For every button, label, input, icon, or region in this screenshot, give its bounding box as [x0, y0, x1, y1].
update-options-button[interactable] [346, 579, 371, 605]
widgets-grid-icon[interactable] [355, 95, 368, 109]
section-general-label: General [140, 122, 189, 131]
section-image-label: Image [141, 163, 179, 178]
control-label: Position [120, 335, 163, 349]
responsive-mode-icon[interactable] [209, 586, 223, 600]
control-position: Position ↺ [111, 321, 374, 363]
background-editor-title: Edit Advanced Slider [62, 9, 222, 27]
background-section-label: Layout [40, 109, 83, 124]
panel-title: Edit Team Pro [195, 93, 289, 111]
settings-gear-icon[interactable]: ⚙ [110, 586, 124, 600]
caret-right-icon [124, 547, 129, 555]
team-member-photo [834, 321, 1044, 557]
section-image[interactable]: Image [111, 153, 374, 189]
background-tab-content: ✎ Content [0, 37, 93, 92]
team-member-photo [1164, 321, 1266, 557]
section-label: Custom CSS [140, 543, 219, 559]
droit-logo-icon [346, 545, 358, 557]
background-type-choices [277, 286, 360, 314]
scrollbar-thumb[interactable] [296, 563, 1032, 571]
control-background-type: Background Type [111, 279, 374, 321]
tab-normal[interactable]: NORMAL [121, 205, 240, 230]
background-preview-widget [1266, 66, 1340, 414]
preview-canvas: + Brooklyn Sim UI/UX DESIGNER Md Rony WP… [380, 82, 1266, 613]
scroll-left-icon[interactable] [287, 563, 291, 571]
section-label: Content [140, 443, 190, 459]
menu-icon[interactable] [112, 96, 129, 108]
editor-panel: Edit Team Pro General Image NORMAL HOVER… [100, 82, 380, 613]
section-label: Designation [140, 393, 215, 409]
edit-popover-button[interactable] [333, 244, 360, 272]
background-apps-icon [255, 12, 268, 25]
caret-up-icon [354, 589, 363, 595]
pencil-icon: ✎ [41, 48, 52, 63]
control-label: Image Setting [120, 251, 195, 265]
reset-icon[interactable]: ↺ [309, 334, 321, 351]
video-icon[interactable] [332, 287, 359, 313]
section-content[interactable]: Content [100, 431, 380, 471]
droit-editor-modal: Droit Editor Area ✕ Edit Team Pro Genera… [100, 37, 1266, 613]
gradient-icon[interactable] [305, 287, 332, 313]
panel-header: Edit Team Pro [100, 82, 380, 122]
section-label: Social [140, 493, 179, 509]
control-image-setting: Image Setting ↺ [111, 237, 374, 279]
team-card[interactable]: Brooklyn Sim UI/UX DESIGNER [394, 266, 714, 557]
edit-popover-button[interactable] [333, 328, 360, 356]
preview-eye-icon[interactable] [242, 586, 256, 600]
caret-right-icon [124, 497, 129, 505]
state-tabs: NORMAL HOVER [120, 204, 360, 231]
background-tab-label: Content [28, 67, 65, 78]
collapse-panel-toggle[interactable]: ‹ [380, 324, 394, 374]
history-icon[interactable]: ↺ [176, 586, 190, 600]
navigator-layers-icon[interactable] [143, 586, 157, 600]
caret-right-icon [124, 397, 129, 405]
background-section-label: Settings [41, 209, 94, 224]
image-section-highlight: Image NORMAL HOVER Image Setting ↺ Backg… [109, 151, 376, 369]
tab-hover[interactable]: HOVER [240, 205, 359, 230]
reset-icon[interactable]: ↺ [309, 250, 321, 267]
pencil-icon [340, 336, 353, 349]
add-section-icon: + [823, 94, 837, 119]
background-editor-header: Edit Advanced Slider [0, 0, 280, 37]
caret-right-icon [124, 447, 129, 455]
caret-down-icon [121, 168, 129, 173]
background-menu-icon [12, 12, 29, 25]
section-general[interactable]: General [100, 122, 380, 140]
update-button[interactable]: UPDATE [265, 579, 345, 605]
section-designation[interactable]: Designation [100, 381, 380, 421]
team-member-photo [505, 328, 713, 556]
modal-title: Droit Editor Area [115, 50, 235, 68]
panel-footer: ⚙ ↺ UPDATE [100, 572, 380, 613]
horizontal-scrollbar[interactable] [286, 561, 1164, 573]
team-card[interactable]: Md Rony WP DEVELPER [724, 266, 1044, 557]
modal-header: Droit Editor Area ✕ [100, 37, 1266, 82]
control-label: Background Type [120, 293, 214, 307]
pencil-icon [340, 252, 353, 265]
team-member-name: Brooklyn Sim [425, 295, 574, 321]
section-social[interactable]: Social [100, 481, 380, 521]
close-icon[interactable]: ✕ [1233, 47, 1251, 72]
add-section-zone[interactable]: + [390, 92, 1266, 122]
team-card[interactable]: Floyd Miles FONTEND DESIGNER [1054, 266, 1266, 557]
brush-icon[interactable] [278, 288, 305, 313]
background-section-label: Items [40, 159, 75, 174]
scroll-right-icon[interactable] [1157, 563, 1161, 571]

_ _ _

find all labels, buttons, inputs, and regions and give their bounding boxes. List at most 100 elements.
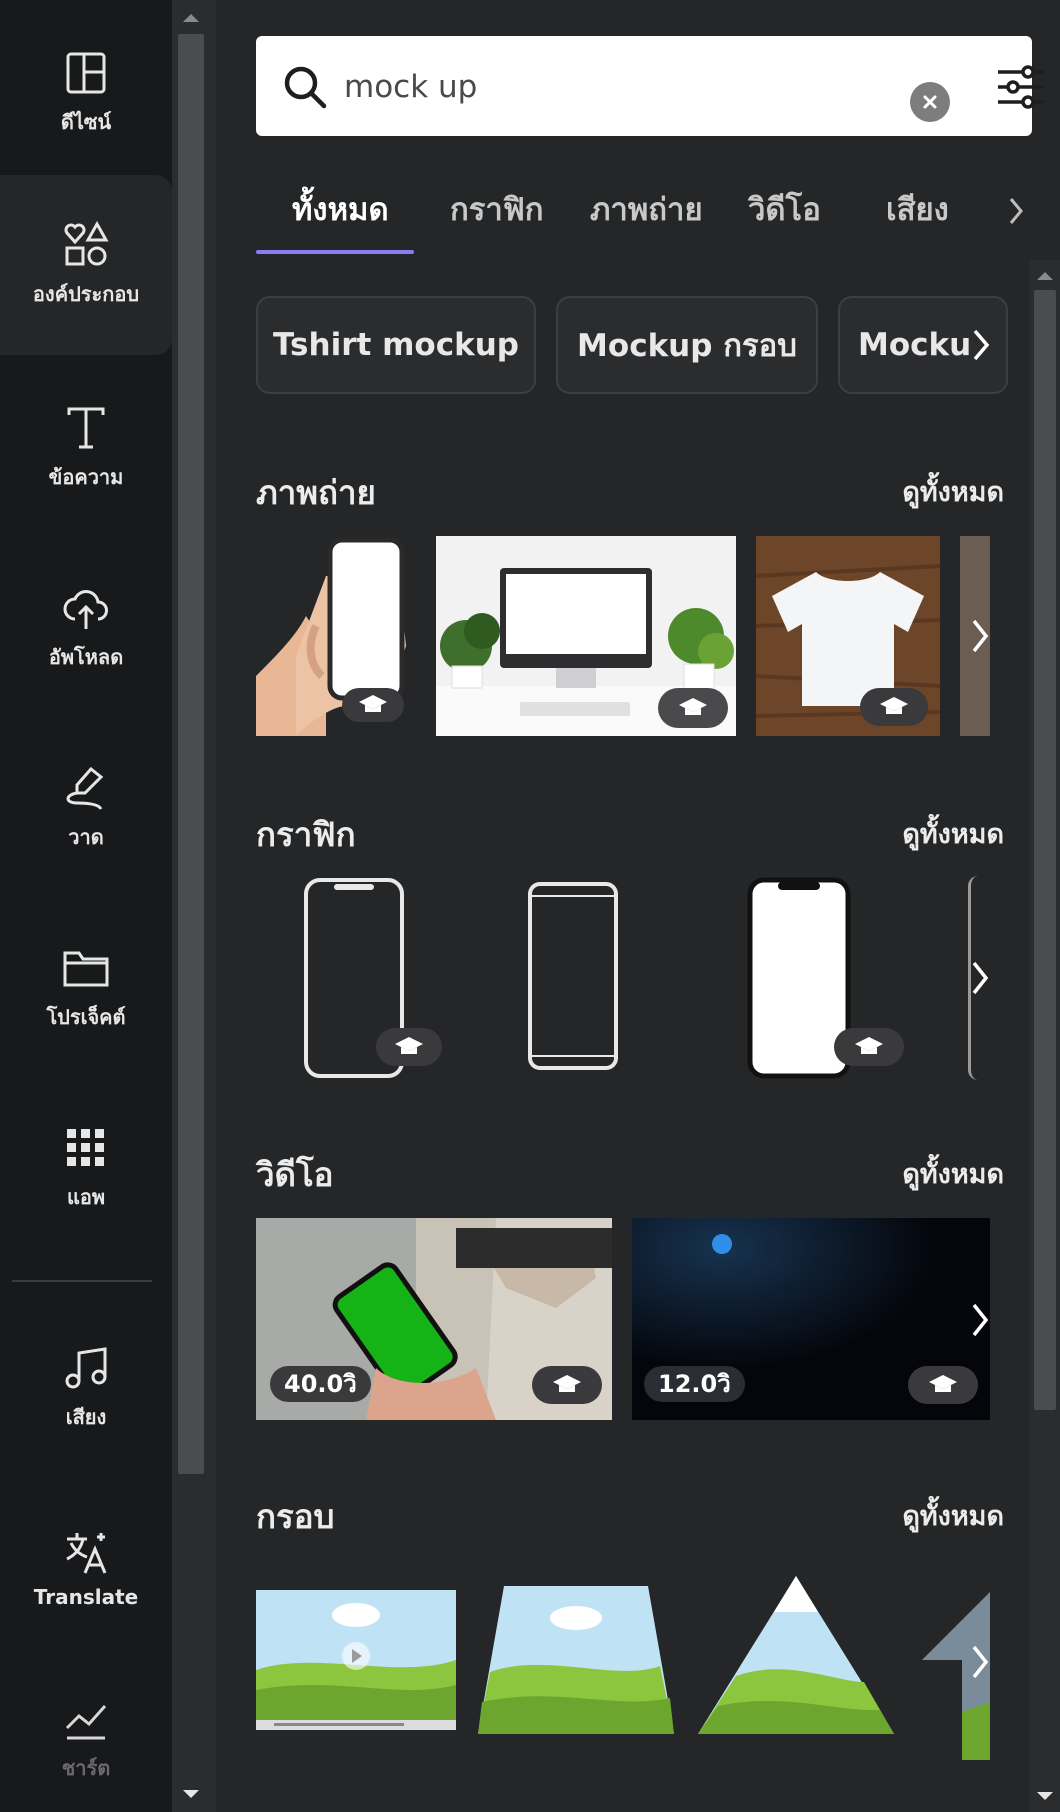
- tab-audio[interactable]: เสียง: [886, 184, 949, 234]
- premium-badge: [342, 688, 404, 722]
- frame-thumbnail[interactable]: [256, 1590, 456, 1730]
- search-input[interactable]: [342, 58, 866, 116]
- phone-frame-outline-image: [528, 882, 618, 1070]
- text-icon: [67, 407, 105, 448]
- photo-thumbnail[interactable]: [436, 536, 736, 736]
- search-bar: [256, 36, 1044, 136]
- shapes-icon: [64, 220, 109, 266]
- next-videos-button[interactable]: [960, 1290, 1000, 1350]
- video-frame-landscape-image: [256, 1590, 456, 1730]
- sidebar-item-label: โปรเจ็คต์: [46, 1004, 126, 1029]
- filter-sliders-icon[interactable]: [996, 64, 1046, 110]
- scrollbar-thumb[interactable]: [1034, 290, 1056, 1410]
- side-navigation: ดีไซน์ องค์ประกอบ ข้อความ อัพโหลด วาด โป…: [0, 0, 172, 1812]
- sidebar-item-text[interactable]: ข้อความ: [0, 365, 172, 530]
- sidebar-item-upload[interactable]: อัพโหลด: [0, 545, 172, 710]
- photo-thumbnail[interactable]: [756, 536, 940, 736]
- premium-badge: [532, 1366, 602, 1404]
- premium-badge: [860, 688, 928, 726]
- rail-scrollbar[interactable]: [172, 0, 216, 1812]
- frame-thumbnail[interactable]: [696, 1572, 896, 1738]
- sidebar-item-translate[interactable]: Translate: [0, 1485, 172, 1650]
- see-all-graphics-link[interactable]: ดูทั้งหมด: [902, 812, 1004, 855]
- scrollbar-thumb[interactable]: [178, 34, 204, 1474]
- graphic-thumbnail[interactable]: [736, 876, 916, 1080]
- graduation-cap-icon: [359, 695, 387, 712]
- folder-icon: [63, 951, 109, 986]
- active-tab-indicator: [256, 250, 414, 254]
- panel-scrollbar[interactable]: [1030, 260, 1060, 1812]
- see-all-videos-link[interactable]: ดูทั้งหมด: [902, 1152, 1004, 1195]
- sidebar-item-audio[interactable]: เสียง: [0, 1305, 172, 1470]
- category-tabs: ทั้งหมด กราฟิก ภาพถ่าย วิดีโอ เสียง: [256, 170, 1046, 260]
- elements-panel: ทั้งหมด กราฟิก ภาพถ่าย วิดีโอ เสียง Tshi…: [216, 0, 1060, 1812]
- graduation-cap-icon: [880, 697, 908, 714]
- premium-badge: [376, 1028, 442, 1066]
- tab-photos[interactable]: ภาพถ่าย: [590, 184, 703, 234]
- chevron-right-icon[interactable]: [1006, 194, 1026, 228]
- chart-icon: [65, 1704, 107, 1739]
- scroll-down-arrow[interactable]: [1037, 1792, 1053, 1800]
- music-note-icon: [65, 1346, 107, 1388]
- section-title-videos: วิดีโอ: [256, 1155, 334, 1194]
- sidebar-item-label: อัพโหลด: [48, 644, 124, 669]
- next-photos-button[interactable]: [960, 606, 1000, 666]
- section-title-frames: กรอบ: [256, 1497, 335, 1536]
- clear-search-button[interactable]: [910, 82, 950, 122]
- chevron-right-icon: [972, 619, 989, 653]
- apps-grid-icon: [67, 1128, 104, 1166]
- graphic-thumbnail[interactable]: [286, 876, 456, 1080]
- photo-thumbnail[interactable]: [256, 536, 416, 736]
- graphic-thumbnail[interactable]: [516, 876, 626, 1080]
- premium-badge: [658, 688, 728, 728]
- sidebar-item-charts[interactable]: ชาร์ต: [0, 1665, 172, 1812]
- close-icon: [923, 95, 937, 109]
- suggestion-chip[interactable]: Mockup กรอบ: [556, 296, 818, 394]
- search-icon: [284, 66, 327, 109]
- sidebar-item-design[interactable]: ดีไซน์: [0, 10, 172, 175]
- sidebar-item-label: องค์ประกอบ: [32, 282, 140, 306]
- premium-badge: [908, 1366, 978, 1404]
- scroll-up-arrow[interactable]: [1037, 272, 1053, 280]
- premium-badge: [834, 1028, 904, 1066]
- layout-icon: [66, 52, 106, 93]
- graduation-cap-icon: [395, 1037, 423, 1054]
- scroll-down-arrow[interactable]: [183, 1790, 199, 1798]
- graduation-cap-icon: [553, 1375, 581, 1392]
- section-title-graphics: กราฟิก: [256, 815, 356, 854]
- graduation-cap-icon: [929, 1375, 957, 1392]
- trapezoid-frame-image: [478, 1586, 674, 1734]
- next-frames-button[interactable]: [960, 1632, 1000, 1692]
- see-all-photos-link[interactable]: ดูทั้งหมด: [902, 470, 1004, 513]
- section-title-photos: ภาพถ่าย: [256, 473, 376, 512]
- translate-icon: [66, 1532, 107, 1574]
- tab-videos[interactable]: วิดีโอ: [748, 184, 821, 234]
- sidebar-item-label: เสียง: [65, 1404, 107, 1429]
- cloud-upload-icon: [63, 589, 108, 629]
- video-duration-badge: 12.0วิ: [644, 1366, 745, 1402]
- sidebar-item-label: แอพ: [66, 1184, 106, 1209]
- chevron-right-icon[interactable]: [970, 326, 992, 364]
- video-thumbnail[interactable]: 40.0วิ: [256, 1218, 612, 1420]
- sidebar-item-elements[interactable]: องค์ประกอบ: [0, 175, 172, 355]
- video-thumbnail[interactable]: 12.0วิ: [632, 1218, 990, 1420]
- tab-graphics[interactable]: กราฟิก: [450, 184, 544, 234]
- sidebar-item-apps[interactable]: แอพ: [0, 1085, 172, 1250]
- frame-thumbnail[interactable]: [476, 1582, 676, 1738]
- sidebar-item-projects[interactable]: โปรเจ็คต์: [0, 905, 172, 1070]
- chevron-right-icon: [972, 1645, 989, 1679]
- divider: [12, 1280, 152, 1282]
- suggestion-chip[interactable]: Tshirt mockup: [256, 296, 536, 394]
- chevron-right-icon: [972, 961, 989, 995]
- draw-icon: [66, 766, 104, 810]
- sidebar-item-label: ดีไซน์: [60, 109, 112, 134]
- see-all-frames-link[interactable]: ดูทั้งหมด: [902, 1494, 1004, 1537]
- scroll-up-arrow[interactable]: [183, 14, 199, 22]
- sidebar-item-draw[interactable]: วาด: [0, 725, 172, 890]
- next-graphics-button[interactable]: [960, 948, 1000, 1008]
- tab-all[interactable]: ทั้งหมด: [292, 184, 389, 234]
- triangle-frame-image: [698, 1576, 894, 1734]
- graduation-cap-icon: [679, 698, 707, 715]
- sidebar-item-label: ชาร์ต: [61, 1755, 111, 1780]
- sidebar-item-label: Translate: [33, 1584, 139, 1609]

_ _ _

Aim: Quote the items word for word, starting at the line that contains "- tab-audio[interactable]: เสียง: [886, 184, 949, 234]" and stopping after the line that contains "- category-tabs: ทั้งหมด".

Solved exercise:
- tab-audio[interactable]: เสียง: [886, 184, 949, 234]
- premium-badge: [342, 688, 404, 722]
- frame-thumbnail[interactable]: [256, 1590, 456, 1730]
- search-input[interactable]: [342, 58, 866, 116]
- phone-frame-outline-image: [528, 882, 618, 1070]
- text-icon: [67, 407, 105, 448]
- photo-thumbnail[interactable]: [436, 536, 736, 736]
- search-bar: [256, 36, 1044, 136]
- shapes-icon: [64, 220, 109, 266]
- next-videos-button[interactable]: [960, 1290, 1000, 1350]
- video-frame-landscape-image: [256, 1590, 456, 1730]
- sidebar-item-label: โปรเจ็คต์: [46, 1004, 126, 1029]
- filter-sliders-icon[interactable]: [996, 64, 1046, 110]
- scrollbar-thumb[interactable]: [1034, 290, 1056, 1410]
- side-navigation: ดีไซน์ องค์ประกอบ ข้อความ อัพโหลด วาด โป…: [0, 0, 172, 1812]
- sidebar-item-text[interactable]: ข้อความ: [0, 365, 172, 530]
- sidebar-item-upload[interactable]: อัพโหลด: [0, 545, 172, 710]
- photo-thumbnail[interactable]: [756, 536, 940, 736]
- premium-badge: [532, 1366, 602, 1404]
- premium-badge: [860, 688, 928, 726]
- rail-scrollbar[interactable]: [172, 0, 216, 1812]
- frame-thumbnail[interactable]: [696, 1572, 896, 1738]
- sidebar-item-translate[interactable]: Translate: [0, 1485, 172, 1650]
- see-all-graphics-link[interactable]: ดูทั้งหมด: [902, 812, 1004, 855]
- scrollbar-thumb[interactable]: [178, 34, 204, 1474]
- graphic-thumbnail[interactable]: [736, 876, 916, 1080]
- graduation-cap-icon: [359, 695, 387, 712]
- folder-icon: [63, 951, 109, 986]
- active-tab-indicator: [256, 250, 414, 254]
- panel-scrollbar[interactable]: [1030, 260, 1060, 1812]
- see-all-videos-link[interactable]: ดูทั้งหมด: [902, 1152, 1004, 1195]
- sidebar-item-audio[interactable]: เสียง: [0, 1305, 172, 1470]
- category-tabs: ทั้งหมด กราฟิก ภาพถ่าย วิดีโอ เสียง: [256, 170, 1046, 260]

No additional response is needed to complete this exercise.